* LISTED RECORDS *
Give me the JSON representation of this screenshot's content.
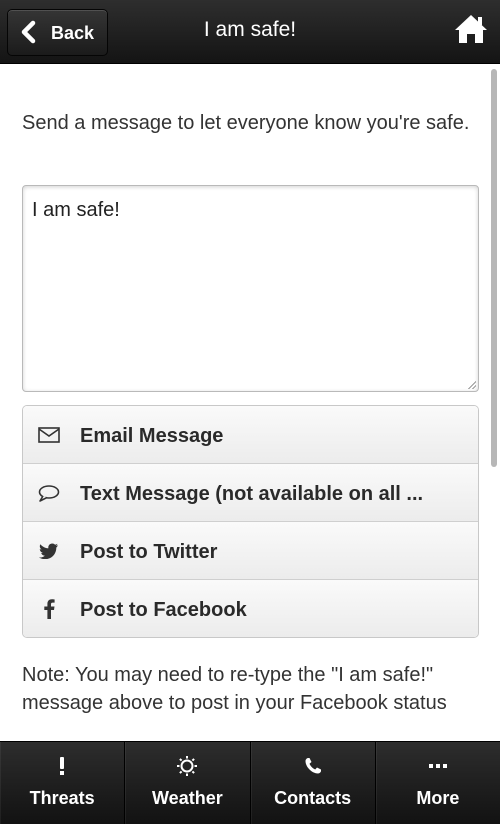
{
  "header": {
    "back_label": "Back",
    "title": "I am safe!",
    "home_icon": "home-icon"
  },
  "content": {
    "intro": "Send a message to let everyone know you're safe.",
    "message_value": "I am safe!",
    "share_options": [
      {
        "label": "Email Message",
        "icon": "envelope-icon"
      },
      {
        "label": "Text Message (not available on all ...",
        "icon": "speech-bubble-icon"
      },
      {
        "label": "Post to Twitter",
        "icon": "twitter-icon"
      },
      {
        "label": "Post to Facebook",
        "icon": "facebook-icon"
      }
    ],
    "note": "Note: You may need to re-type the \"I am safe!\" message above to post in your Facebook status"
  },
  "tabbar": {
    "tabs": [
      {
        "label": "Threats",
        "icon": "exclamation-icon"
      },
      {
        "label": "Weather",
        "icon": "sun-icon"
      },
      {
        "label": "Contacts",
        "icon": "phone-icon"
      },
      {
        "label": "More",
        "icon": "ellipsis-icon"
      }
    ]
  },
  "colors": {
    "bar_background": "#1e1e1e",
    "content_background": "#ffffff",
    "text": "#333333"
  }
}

* OBJECTIVE *
Copy every single line of the material above that holds "safe".

* ANSWER TO THIS TASK *
    "title": "I am safe!",
    "intro": "Send a message to let everyone know you're safe.",
    "message_value": "I am safe!",
    "note": "Note: You may need to re-type the \"I am safe!\" message above to post in your Facebook status"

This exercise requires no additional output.